__Stated goal__
From the listing below, work out how many lines contain "content". Reply with that number only.

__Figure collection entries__
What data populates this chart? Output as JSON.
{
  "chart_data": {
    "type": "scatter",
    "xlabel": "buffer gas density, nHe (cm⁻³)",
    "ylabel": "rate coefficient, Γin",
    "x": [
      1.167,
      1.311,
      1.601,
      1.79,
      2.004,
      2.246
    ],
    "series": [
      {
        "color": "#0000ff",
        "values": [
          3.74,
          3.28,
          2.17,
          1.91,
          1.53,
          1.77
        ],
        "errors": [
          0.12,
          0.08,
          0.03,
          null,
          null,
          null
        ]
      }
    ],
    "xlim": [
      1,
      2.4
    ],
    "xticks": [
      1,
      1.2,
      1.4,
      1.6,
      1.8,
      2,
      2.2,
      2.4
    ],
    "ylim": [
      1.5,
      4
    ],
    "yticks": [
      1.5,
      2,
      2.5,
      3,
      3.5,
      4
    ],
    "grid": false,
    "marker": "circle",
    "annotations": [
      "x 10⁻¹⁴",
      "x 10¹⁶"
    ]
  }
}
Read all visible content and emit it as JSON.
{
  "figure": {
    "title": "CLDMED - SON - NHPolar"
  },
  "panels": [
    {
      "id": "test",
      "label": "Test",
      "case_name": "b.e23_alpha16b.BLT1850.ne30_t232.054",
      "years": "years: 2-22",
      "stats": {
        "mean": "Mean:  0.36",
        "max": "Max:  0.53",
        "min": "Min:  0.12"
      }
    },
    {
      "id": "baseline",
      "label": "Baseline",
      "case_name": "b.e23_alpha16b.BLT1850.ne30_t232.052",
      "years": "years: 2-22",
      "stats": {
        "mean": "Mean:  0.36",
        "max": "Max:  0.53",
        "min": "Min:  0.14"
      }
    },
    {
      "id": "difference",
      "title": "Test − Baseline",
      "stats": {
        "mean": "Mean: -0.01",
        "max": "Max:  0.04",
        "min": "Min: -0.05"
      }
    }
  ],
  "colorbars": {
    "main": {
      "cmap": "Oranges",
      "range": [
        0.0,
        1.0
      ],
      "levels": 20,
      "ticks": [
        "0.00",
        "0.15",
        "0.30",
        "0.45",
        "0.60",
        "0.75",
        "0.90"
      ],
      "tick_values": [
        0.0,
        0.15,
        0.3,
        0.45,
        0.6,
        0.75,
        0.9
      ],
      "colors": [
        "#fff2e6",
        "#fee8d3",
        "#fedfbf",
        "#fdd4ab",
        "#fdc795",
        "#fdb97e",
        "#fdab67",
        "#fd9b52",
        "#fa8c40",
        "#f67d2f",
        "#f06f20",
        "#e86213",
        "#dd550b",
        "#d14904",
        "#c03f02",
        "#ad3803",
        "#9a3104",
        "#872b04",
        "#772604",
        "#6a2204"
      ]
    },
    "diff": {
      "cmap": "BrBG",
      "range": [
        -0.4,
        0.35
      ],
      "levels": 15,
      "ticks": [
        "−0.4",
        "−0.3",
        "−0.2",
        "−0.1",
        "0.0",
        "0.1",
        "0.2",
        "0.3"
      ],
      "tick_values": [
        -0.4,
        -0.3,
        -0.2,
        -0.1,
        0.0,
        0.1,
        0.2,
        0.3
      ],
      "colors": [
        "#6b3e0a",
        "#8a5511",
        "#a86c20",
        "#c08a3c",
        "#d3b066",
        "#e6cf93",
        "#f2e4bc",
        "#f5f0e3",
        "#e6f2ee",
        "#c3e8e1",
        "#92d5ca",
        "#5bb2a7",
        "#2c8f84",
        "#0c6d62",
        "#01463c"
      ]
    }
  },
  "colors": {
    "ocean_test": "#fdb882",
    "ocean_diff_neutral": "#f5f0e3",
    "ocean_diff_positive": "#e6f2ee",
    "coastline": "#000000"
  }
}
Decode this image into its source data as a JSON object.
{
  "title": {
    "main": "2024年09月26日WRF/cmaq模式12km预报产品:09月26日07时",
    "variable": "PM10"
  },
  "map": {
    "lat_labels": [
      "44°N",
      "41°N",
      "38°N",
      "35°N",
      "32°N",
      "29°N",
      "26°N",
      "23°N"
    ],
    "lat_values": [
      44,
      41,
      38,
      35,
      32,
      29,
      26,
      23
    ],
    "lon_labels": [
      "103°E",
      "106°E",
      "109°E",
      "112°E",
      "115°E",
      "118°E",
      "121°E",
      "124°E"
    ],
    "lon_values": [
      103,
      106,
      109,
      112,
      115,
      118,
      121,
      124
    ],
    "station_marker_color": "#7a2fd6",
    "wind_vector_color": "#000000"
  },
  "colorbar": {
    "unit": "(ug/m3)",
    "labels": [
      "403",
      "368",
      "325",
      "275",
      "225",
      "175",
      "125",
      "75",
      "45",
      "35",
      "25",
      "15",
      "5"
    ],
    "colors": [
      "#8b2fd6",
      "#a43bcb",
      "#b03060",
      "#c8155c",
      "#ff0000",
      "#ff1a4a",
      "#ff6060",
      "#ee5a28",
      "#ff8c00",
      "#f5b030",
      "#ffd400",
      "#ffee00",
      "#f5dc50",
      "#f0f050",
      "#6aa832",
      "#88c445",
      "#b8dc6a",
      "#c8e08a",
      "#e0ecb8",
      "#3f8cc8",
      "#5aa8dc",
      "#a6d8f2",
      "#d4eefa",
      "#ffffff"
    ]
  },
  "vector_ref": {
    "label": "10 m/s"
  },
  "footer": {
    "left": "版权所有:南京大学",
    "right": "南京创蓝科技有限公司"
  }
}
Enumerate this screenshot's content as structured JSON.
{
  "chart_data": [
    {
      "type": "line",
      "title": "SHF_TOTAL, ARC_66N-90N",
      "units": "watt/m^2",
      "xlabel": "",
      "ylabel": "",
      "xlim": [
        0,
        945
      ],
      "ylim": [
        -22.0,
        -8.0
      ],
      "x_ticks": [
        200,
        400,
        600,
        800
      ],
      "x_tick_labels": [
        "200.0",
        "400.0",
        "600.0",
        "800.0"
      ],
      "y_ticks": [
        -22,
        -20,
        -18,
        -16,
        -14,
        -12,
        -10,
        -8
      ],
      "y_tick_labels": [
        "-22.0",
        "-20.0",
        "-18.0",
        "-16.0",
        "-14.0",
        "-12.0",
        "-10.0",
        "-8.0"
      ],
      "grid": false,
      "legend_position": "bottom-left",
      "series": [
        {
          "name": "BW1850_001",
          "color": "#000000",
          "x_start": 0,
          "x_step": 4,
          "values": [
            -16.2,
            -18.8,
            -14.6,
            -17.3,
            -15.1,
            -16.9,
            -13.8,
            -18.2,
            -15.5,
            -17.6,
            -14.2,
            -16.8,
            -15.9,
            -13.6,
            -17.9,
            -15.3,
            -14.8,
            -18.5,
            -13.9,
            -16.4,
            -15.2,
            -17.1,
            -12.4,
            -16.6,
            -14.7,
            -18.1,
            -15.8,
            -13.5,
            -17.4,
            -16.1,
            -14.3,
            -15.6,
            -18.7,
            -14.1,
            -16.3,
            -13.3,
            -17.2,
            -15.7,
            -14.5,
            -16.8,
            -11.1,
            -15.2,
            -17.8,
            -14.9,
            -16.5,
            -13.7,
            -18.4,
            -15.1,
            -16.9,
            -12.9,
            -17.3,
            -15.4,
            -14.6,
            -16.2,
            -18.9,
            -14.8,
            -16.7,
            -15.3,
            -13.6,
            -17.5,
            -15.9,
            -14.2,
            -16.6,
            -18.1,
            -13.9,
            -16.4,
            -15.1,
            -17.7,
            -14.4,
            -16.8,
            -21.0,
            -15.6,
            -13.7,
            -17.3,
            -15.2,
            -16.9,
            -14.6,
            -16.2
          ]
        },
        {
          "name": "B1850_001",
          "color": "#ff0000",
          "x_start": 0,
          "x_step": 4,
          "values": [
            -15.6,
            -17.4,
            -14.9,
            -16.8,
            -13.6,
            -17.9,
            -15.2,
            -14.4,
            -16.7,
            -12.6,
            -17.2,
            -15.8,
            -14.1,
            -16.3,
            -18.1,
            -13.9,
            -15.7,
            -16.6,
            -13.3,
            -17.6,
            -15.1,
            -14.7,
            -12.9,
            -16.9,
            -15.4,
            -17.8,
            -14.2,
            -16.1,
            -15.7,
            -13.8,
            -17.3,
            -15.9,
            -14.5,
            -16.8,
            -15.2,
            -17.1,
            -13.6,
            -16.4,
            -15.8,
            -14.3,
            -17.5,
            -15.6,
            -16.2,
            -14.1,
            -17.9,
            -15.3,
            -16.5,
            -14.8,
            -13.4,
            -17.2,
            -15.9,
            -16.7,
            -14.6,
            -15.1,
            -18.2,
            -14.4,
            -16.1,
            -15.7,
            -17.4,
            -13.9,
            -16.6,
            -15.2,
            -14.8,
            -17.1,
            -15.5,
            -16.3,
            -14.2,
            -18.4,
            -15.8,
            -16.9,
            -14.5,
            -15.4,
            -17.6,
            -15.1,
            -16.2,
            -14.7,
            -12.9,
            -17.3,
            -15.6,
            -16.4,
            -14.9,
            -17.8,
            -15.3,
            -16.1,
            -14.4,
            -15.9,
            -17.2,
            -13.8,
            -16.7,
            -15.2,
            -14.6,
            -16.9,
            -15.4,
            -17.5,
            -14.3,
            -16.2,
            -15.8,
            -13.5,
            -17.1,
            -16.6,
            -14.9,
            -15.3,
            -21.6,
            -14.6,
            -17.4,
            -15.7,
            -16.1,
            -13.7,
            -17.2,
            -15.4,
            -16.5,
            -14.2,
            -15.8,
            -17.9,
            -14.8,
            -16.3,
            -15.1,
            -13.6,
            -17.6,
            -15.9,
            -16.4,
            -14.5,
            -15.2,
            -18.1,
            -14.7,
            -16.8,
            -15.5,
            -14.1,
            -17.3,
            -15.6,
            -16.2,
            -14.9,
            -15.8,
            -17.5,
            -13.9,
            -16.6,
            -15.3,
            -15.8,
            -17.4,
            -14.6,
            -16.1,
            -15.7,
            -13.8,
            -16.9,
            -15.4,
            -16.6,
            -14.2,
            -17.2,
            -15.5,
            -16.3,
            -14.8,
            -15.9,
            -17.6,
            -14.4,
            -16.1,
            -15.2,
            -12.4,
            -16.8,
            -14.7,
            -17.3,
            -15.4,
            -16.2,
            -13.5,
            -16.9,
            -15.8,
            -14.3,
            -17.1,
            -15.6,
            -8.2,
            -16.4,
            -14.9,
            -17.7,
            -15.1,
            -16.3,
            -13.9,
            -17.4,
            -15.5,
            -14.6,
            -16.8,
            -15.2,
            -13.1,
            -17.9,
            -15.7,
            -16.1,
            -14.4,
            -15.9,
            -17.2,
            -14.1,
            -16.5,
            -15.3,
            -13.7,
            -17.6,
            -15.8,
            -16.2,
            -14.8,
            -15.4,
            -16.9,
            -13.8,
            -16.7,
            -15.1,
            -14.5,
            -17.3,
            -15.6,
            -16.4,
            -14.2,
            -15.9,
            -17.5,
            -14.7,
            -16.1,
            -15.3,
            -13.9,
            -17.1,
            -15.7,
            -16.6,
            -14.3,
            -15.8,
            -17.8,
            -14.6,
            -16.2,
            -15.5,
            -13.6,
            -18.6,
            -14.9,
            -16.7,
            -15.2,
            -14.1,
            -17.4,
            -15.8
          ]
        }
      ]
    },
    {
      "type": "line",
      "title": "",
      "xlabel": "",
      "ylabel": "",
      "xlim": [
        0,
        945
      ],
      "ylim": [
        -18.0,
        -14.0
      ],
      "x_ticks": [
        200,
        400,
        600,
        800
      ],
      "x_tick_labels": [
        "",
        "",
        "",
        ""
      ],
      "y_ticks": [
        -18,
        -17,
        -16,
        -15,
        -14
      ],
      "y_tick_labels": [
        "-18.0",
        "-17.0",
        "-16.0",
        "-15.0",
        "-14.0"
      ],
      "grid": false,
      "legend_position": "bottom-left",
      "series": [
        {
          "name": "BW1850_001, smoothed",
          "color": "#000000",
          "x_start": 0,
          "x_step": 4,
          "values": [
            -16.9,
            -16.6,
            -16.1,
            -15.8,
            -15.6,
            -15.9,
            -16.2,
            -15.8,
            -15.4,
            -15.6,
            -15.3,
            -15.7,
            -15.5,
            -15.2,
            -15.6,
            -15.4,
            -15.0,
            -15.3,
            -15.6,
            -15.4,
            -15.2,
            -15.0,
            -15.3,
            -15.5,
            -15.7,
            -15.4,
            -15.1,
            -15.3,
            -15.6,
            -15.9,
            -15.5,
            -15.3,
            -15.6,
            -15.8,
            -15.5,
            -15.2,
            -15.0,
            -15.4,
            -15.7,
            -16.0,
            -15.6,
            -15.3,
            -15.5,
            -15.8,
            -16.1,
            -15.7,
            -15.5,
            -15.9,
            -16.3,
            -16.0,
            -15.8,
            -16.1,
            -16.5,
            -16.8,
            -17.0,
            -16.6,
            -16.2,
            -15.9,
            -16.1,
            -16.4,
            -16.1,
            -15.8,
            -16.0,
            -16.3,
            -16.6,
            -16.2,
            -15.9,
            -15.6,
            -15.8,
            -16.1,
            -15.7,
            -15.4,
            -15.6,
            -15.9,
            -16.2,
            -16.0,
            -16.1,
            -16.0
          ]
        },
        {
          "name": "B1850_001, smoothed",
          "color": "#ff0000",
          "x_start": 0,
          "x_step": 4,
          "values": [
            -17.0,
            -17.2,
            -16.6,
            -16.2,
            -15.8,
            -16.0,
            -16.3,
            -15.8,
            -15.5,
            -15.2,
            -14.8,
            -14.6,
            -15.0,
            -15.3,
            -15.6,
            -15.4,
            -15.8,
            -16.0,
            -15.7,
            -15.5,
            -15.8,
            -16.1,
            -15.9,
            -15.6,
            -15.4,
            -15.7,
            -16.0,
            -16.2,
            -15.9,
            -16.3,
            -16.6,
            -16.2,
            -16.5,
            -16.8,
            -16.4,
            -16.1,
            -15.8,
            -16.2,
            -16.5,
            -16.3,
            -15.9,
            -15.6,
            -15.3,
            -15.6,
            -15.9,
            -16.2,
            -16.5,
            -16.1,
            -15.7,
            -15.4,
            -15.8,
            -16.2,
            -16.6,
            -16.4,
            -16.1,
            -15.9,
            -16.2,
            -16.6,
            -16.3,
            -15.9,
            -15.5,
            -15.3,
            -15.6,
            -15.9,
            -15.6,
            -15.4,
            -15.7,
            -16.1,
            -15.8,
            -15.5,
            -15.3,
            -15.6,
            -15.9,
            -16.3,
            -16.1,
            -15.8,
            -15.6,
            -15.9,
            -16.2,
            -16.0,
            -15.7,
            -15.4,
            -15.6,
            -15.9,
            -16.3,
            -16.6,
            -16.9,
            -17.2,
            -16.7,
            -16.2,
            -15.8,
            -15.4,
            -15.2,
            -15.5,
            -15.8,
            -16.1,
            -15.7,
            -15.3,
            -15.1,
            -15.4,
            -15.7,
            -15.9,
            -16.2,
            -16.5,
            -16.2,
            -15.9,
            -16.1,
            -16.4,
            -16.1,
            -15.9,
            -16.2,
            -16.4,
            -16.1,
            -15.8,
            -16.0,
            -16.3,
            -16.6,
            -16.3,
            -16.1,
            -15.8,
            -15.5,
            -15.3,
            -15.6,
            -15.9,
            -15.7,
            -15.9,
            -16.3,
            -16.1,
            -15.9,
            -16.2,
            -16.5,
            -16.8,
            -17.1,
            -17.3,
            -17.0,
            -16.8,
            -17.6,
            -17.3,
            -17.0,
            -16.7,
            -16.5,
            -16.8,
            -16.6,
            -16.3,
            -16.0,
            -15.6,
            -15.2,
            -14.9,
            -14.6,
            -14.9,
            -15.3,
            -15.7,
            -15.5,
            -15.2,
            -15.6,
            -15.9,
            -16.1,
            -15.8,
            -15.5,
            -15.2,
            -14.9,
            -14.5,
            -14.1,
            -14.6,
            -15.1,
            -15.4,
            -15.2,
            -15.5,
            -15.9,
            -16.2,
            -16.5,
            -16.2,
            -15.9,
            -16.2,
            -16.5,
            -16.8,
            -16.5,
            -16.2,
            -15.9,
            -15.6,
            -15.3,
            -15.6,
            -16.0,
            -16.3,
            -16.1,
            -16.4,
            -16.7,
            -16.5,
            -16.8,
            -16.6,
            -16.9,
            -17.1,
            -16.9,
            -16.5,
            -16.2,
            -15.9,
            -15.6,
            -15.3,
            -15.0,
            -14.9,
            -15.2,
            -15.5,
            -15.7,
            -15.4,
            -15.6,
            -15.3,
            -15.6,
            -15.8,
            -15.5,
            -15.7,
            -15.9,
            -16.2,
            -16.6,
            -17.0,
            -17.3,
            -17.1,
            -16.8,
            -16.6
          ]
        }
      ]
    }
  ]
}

__Written response__
2